## WORK REQUIRED
Go through the records and copy each line where the word "student" occurs.

## GIVEN DATA
____________________

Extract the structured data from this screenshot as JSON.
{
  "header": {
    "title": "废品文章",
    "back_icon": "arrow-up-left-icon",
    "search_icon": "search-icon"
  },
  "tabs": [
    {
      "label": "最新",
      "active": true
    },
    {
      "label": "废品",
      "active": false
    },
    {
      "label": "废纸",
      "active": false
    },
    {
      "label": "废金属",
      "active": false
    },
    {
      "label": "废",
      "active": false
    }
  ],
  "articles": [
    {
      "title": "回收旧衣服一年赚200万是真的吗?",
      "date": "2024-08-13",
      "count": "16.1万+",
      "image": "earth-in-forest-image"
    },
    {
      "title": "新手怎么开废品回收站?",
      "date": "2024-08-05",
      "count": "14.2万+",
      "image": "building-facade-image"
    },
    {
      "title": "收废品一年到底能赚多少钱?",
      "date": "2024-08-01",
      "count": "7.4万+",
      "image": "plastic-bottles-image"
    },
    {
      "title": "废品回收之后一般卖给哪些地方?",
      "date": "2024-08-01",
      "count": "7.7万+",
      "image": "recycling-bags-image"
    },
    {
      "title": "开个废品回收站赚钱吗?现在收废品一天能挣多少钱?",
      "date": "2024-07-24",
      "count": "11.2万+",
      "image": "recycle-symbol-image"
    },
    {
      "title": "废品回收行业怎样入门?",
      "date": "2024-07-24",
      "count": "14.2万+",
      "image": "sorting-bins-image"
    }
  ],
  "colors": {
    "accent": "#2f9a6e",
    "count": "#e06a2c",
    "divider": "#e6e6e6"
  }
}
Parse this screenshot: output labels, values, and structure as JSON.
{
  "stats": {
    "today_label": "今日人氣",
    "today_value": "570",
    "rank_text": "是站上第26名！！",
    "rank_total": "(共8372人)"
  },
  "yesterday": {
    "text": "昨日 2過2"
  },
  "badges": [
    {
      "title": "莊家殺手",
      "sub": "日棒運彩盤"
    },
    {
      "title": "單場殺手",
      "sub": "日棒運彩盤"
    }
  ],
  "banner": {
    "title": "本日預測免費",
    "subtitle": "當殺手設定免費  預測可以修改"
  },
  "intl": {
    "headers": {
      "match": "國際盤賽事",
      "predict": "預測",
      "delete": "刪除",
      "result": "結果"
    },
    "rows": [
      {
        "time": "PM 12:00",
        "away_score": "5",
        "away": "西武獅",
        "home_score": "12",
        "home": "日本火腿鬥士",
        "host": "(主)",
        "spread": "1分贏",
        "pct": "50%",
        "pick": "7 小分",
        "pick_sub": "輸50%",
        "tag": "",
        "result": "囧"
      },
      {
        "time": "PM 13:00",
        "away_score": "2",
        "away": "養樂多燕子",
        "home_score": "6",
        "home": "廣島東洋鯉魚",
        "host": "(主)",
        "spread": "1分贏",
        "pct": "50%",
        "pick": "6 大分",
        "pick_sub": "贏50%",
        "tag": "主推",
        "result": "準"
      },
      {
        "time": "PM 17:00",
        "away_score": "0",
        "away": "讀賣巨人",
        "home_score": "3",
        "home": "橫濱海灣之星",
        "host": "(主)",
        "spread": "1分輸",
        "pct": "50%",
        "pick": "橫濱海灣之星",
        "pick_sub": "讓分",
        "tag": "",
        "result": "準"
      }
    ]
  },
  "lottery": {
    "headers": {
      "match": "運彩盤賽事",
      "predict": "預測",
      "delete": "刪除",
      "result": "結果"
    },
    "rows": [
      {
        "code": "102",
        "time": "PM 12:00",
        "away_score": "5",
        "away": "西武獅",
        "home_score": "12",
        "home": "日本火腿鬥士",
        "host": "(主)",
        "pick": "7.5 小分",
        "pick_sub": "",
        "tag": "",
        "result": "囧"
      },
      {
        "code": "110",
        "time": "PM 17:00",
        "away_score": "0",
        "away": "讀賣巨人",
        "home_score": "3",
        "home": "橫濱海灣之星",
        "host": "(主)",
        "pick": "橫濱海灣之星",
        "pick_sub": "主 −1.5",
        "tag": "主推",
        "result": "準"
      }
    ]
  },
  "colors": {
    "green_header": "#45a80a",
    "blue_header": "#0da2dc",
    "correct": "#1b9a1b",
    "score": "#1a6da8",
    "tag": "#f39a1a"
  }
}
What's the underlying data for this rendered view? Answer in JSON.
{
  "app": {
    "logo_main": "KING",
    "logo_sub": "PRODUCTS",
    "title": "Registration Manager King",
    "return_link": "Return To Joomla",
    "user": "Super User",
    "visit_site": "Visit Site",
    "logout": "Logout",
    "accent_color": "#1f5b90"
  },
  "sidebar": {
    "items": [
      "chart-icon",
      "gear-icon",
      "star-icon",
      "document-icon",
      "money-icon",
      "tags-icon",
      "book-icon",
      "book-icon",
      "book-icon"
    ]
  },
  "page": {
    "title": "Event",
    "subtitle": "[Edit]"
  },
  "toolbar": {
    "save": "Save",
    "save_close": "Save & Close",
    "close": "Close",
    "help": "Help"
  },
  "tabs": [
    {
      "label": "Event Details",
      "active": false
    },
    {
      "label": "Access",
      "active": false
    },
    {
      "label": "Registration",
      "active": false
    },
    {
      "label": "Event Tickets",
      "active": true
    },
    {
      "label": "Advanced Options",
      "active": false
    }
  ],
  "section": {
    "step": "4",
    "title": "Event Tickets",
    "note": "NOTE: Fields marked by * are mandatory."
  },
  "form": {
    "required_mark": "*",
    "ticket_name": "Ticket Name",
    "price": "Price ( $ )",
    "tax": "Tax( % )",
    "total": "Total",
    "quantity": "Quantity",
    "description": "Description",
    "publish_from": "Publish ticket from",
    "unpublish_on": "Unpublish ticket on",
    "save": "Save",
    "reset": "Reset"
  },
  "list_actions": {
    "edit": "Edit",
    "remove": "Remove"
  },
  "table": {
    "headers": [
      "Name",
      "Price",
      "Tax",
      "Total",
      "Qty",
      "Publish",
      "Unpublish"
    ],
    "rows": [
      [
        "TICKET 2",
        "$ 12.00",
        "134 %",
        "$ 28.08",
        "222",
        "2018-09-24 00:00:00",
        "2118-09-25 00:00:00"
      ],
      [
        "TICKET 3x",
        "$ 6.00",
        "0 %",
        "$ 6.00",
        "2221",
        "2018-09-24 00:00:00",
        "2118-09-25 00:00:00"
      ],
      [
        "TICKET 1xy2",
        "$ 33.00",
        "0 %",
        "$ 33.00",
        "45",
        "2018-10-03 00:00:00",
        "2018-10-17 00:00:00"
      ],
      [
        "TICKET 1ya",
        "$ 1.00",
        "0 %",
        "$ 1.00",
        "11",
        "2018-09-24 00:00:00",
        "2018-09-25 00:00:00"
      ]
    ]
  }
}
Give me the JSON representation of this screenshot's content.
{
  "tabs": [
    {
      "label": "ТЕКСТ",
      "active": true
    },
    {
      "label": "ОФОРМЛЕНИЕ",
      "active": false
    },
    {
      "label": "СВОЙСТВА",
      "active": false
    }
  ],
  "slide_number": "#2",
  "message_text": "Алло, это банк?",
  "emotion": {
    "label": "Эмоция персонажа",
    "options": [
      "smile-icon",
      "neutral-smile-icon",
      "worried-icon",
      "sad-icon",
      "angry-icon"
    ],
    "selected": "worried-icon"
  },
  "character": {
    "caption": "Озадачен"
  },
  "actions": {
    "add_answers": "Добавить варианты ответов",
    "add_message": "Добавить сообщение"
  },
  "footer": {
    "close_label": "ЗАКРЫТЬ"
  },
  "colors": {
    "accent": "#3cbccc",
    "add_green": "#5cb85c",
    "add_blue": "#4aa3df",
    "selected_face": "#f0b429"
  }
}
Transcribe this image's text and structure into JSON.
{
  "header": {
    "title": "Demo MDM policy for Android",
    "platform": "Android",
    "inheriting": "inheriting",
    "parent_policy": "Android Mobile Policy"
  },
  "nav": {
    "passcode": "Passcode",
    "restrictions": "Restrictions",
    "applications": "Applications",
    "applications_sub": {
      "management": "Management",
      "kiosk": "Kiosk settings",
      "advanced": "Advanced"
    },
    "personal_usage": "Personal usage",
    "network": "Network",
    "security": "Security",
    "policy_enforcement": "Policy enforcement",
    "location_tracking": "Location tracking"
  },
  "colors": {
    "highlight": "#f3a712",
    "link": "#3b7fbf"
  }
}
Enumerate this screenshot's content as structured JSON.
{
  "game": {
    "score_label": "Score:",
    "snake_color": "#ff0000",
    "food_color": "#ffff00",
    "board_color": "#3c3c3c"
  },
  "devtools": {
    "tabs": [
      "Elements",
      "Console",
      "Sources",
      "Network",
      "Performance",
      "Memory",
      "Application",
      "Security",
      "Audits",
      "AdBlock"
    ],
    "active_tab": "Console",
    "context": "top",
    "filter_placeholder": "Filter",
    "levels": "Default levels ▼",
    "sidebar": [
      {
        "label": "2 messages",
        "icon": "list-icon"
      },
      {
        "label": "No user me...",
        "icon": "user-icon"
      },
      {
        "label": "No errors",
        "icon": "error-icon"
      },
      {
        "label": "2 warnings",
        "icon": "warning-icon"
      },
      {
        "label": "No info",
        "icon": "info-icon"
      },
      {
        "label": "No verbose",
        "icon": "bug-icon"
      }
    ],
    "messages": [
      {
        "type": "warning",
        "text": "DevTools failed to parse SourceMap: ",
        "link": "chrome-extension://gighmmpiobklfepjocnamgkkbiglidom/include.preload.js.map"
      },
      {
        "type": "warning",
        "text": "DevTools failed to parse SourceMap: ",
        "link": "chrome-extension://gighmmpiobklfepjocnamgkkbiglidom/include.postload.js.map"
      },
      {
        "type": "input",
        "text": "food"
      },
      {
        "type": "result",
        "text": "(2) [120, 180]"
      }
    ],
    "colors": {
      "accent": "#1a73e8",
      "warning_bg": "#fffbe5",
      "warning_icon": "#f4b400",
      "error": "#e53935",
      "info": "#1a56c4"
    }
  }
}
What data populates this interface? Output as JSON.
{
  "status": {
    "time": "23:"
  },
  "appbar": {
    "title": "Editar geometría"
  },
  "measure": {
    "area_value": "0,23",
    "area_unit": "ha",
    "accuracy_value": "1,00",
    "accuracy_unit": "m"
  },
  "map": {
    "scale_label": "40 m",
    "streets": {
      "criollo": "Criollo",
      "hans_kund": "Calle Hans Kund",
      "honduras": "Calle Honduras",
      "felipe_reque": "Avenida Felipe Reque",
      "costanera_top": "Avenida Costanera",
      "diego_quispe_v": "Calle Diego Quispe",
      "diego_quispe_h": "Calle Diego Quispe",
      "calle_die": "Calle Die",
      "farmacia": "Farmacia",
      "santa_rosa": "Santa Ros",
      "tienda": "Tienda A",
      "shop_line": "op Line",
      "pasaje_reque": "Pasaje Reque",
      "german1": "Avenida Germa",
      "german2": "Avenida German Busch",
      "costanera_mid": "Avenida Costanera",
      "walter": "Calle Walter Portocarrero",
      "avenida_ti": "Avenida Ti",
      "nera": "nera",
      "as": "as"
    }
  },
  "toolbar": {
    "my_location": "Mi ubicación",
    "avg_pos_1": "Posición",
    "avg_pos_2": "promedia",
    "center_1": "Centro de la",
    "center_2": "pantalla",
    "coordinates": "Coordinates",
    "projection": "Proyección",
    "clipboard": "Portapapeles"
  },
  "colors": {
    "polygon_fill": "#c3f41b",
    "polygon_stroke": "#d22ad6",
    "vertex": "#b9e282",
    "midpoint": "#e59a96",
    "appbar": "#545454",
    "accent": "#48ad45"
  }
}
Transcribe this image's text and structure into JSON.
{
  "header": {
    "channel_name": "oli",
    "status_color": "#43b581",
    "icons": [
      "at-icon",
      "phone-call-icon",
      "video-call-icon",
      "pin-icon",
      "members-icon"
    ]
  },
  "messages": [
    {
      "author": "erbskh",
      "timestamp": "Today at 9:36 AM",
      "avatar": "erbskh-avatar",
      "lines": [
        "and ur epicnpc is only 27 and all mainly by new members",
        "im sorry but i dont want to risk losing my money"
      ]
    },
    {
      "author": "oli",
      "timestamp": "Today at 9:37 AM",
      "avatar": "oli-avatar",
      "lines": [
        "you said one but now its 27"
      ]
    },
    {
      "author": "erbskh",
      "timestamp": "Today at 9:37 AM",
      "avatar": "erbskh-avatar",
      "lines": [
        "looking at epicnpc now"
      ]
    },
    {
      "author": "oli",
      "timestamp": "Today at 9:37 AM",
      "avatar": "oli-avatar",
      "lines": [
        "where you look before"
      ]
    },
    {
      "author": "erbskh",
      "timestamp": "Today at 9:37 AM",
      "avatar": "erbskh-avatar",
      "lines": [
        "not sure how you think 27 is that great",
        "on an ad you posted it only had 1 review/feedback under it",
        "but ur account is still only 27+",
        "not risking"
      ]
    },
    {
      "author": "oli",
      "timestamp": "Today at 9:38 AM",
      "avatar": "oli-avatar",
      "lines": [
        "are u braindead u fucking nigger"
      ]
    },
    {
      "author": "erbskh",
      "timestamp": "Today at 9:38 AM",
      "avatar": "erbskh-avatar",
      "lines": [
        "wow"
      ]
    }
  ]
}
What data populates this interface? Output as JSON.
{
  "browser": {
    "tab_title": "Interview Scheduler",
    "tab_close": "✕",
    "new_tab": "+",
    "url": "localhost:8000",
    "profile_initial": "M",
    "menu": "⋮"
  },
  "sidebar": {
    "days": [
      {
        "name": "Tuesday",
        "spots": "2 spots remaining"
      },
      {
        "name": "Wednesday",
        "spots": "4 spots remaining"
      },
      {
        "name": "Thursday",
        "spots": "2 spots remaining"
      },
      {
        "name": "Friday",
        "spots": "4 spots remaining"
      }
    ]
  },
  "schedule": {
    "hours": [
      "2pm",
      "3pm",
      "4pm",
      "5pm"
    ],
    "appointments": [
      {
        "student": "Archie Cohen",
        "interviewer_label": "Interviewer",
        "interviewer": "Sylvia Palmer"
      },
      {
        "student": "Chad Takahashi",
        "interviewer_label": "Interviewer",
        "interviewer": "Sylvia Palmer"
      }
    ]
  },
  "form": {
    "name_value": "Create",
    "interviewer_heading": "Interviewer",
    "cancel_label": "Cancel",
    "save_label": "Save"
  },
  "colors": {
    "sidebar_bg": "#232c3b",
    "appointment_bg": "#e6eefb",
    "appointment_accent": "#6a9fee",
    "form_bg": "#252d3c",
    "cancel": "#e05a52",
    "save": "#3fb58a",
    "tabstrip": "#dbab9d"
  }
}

____________________

## REPLY TO THE TASK
        "student": "Archie Cohen",
        "student": "Chad Takahashi",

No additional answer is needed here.